• [Set problem]:
Copy the lines from the line with "y-tick-label: 0 [99,568,115,599]" to the line with "Find all labels, buttons, inputs, and", swapping every "bar-segment-difference" for "bar-segment-gap" and changing nothing else. Give only those lines.

• [Records to process]:
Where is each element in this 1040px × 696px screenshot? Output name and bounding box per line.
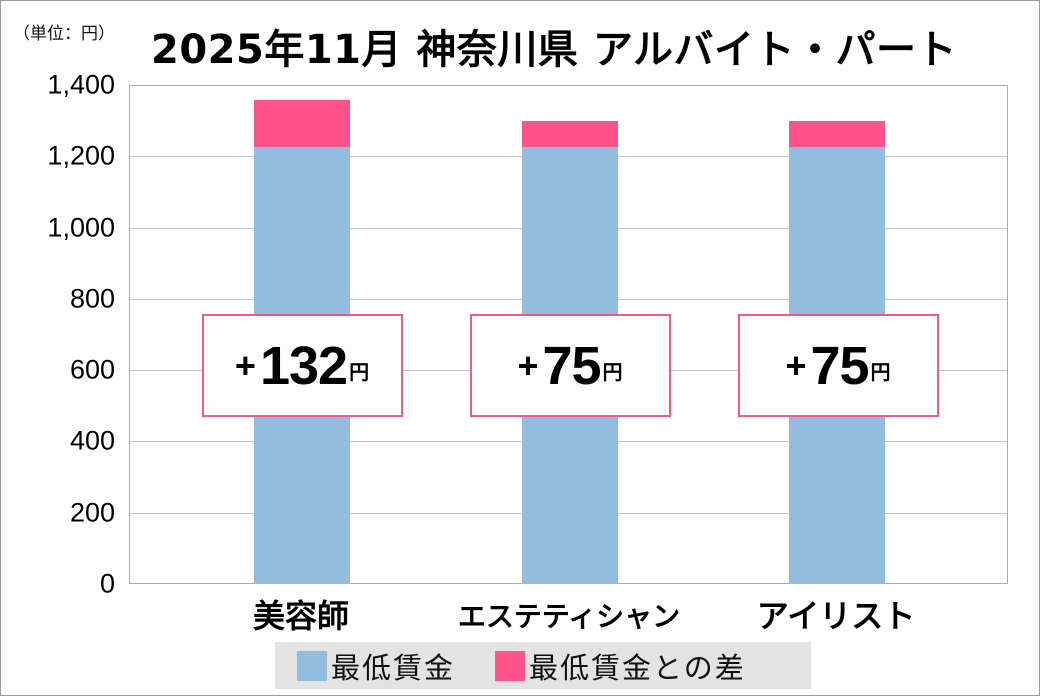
y-tick-label: 0 [99,568,115,599]
callout-unit: 円 [870,362,891,384]
legend-swatch-base [297,650,327,681]
callout-plus: + [234,344,256,386]
y-tick-label: 1,200 [47,140,115,171]
callout-value: 75 [810,335,869,396]
y-tick-label: 1,000 [47,212,115,243]
bar-segment-difference [789,120,885,148]
legend-label: 最低賃金との差 [529,650,746,685]
callout-unit: 円 [349,362,370,384]
x-category-label: アイリスト [756,597,916,635]
difference-callout: +132 円 [201,314,403,417]
difference-callout: +75 円 [737,314,939,417]
x-category-label: エステティシャン [457,600,681,633]
legend-item-diff: 最低賃金との差 [495,645,746,687]
x-category-label: 美容師 [252,597,350,635]
bar-segment-difference [254,100,350,148]
legend-item-base: 最低賃金 [297,645,455,687]
y-tick-label: 600 [69,354,115,385]
y-tick-label: 800 [69,283,115,314]
callout-plus: + [785,344,807,386]
chart-title: 2025年11月 神奈川県 アルバイト・パート [151,27,957,73]
callout-plus: + [517,344,539,386]
callout-unit: 円 [602,362,623,384]
legend-swatch-diff [495,650,526,681]
legend-label: 最低賃金 [331,650,456,685]
callout-value: 75 [542,335,601,396]
unit-label: （単位：円） [13,24,115,44]
y-tick-label: 200 [69,497,115,528]
y-tick-label: 400 [69,425,115,456]
bar-segment-difference [522,120,618,148]
difference-callout: +75 円 [469,314,671,417]
callout-value: 132 [259,335,348,396]
legend: 最低賃金 最低賃金との差 [275,642,811,689]
y-tick-label: 1,400 [47,69,115,100]
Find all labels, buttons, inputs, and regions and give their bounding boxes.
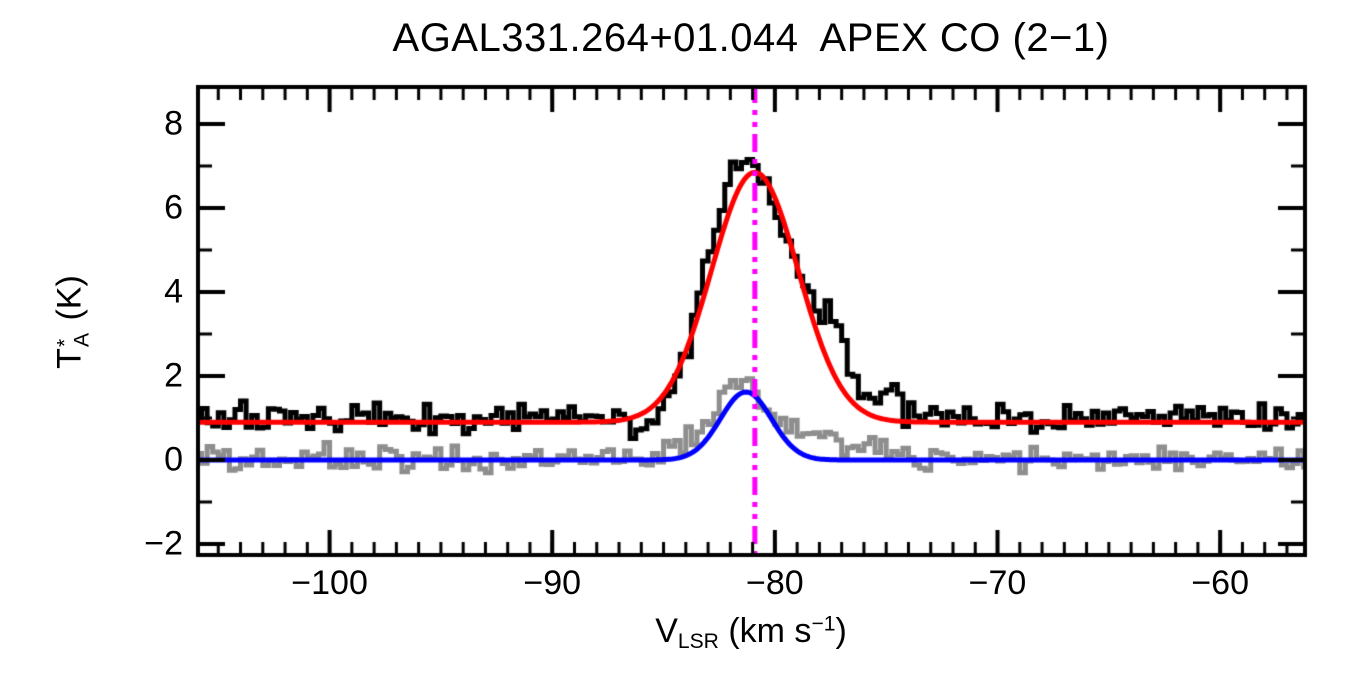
x-axis-label-exponent: −1 — [811, 612, 836, 636]
y-tick-label: 8 — [164, 104, 183, 143]
x-tick-label: −100 — [291, 564, 368, 602]
y-tick-label: −2 — [144, 524, 183, 563]
chart-title: AGAL331.264+01.044 APEX CO (2−1) — [392, 16, 1110, 60]
x-tick-label: −60 — [1191, 564, 1249, 602]
y-axis-label-subscript: A — [69, 332, 93, 348]
x-axis-label-subscript: LSR — [677, 629, 719, 653]
x-tick-label: −80 — [746, 564, 804, 602]
y-axis-label-scripts: * A — [53, 332, 93, 348]
y-axis-label: T * A (K) — [50, 275, 93, 369]
x-axis-label-quantity: V — [655, 612, 678, 650]
y-axis-label-unit: (K) — [50, 275, 89, 330]
x-axis-label-unit-open: (km s — [718, 612, 812, 650]
x-axis-label: VLSR (km s−1) — [655, 612, 847, 654]
y-axis-label-quantity: T — [50, 348, 89, 369]
x-axis-label-unit-close: ) — [835, 612, 847, 650]
y-tick-label: 2 — [164, 356, 183, 395]
x-tick-label: −90 — [523, 564, 582, 602]
y-tick-label: 0 — [164, 440, 183, 479]
y-tick-label: 6 — [164, 188, 183, 227]
x-tick-label: −70 — [968, 564, 1027, 602]
y-tick-label: 4 — [164, 272, 183, 311]
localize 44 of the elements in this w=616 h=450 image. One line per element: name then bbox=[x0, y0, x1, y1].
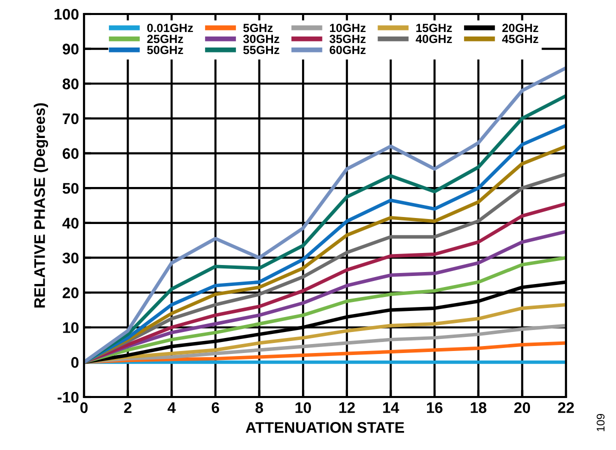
x-tick-label: 12 bbox=[339, 402, 355, 413]
x-tick-label: 0 bbox=[80, 402, 88, 414]
x-tick-label: 14 bbox=[383, 402, 400, 413]
legend-label: 45GHz bbox=[502, 34, 538, 44]
text: 109 bbox=[596, 414, 605, 432]
x-tick-label: 10 bbox=[296, 402, 311, 414]
y-tick-label: 90 bbox=[62, 44, 79, 55]
x-tick-label: 16 bbox=[427, 402, 442, 414]
legend-label: 10GHz bbox=[330, 24, 366, 32]
legend-label: 50GHz bbox=[147, 46, 184, 54]
legend-label: 55GHz bbox=[243, 46, 280, 54]
y-tick-label: 20 bbox=[62, 287, 79, 298]
x-tick-label: 22 bbox=[558, 402, 574, 413]
x-tick-label: 6 bbox=[212, 402, 220, 414]
x-tick-label: 8 bbox=[256, 402, 264, 414]
line-series bbox=[84, 256, 566, 364]
legend-label: 35GHz bbox=[330, 34, 366, 44]
y-tick-label: 40 bbox=[62, 218, 79, 229]
x-axis-title: ATTENUATION STATE bbox=[246, 422, 404, 433]
x-tick-label: 20 bbox=[514, 402, 530, 414]
line-series bbox=[84, 324, 566, 364]
y-tick-label: 10 bbox=[63, 322, 79, 334]
line-series bbox=[84, 302, 566, 364]
legend-label: 60GHz bbox=[330, 46, 366, 54]
y-tick-label: 100 bbox=[54, 8, 79, 20]
y-tick-label: -10 bbox=[58, 392, 79, 403]
legend-label: 20GHz bbox=[502, 24, 538, 32]
y-tick-label: 70 bbox=[62, 113, 79, 124]
x-tick-label: 18 bbox=[470, 402, 486, 414]
y-tick-label: 60 bbox=[62, 148, 79, 159]
legend-label: 25GHz bbox=[147, 34, 184, 44]
legend-label: 30GHz bbox=[243, 34, 280, 44]
legend-label: 5GHz bbox=[243, 24, 273, 32]
y-tick-label: 30 bbox=[62, 252, 79, 264]
y-tick-label: 0 bbox=[71, 357, 79, 368]
line-series bbox=[84, 202, 566, 364]
y-axis-title: RELATIVE PHASE (Degrees) bbox=[34, 103, 48, 308]
x-tick-label: 2 bbox=[124, 402, 132, 413]
legend-label: 40GHz bbox=[416, 34, 452, 44]
legend-label: 0.01GHz bbox=[147, 24, 193, 32]
y-tick-label: 50 bbox=[62, 182, 79, 194]
y-tick-label: 80 bbox=[62, 78, 79, 90]
x-tick-label: 4 bbox=[168, 402, 176, 413]
legend-label: 15GHz bbox=[416, 24, 452, 32]
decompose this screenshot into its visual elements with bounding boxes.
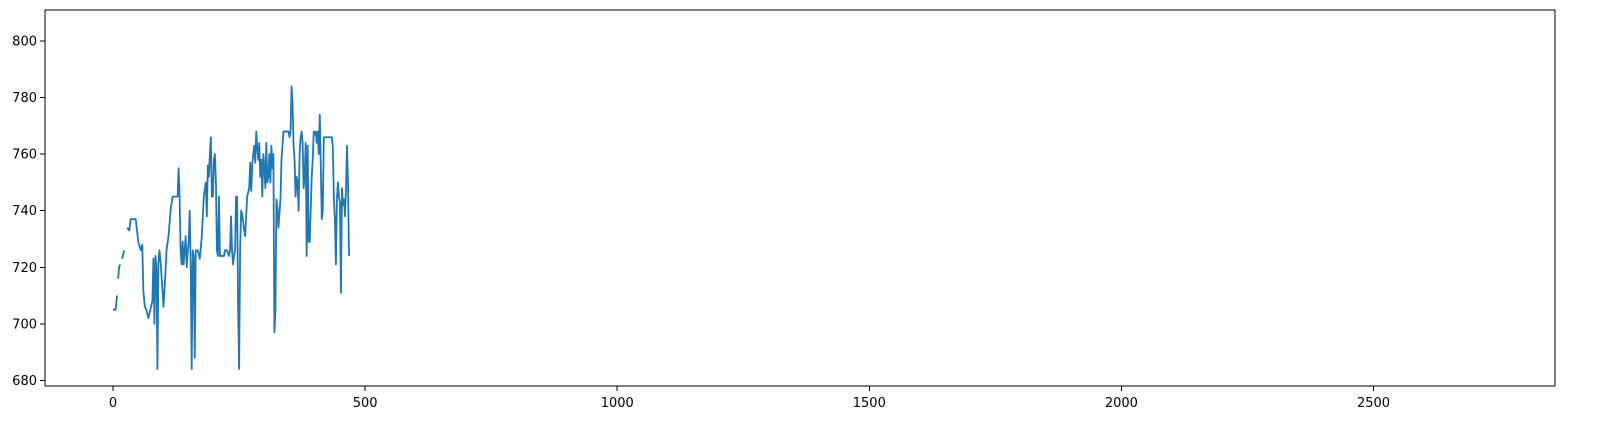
x-tick-label: 2500 — [1357, 396, 1390, 411]
x-tick-label: 500 — [353, 396, 378, 411]
y-tick-label: 760 — [12, 148, 37, 163]
x-tick-label: 2000 — [1105, 396, 1138, 411]
y-tick-label: 700 — [12, 317, 37, 332]
y-tick-label: 680 — [12, 374, 37, 389]
x-tick-label: 1000 — [601, 396, 634, 411]
series-0-segment-0 — [113, 295, 118, 311]
y-tick-label: 780 — [12, 91, 37, 106]
y-tick-label: 740 — [12, 204, 37, 219]
x-tick-label: 1500 — [853, 396, 886, 411]
y-tick-label: 800 — [12, 35, 37, 50]
series-0-segment-1 — [117, 264, 121, 279]
y-tick-label: 720 — [12, 261, 37, 276]
series-0-segment-2 — [121, 250, 126, 259]
series-0-segment-3 — [126, 85, 350, 370]
axes-frame — [44, 9, 1556, 387]
x-axis: 0 500 1000 1500 2000 2500 — [109, 386, 1390, 411]
plot-data — [113, 85, 350, 370]
x-tick-label: 0 — [109, 396, 117, 411]
y-axis: 680 700 720 740 760 780 800 — [12, 35, 45, 389]
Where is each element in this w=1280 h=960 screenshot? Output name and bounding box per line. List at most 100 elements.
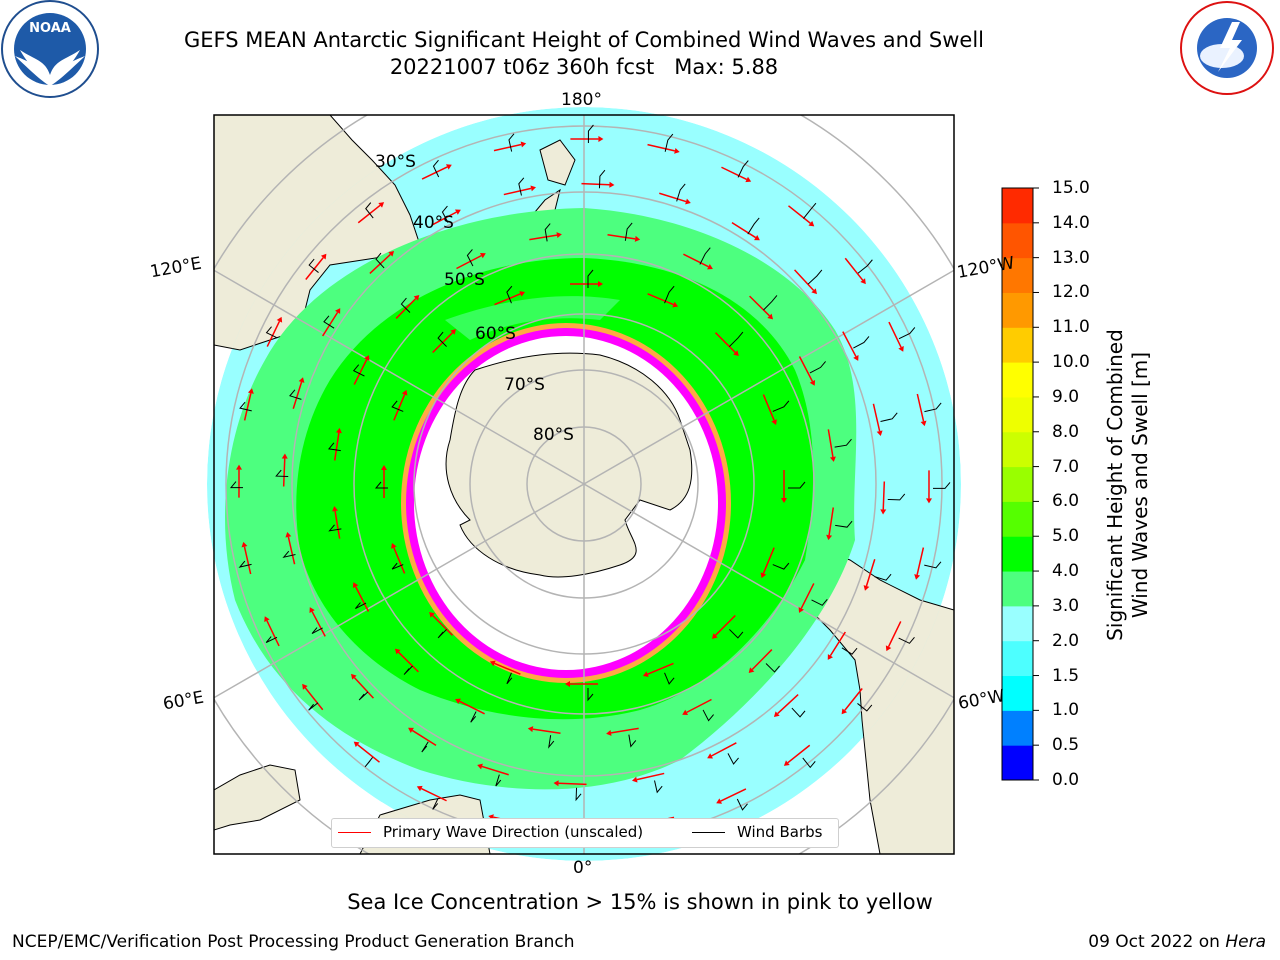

• [Exercise answer]:
y-tick-label: 0 [99,568,115,599]
callout-unit: 円 [870,362,891,384]
legend-swatch-base [297,650,327,681]
callout-plus: + [234,344,256,386]
y-tick-label: 1,200 [47,140,115,171]
callout-value: 75 [810,335,869,396]
y-tick-label: 1,000 [47,212,115,243]
bar-segment-gap [789,120,885,148]
legend-label: 最低賃金との差 [529,650,746,685]
callout-unit: 円 [349,362,370,384]
x-category-label: アイリスト [756,597,916,635]
difference-callout: +132 円 [201,314,403,417]
difference-callout: +75 円 [737,314,939,417]
x-category-label: エステティシャン [457,600,681,633]
legend-item-diff: 最低賃金との差 [495,645,746,687]
x-category-label: 美容師 [252,597,350,635]
bar-segment-gap [254,100,350,148]
legend-item-base: 最低賃金 [297,645,455,687]
y-tick-label: 600 [69,354,115,385]
y-tick-label: 800 [69,283,115,314]
callout-plus: + [785,344,807,386]
chart-title: 2025年11月 神奈川県 アルバイト・パート [151,27,957,73]
callout-plus: + [517,344,539,386]
callout-unit: 円 [602,362,623,384]
legend-swatch-diff [495,650,526,681]
legend-label: 最低賃金 [331,650,456,685]
callout-value: 75 [542,335,601,396]
unit-label: （単位：円） [13,24,115,44]
y-tick-label: 200 [69,497,115,528]
y-tick-label: 400 [69,425,115,456]
bar-segment-gap [522,120,618,148]
difference-callout: +75 円 [469,314,671,417]
callout-value: 132 [259,335,348,396]
legend: 最低賃金 最低賃金との差 [275,642,811,689]
y-tick-label: 1,400 [47,69,115,100]
Find all labels, buttons, inputs, and regions and give their bounding boxes.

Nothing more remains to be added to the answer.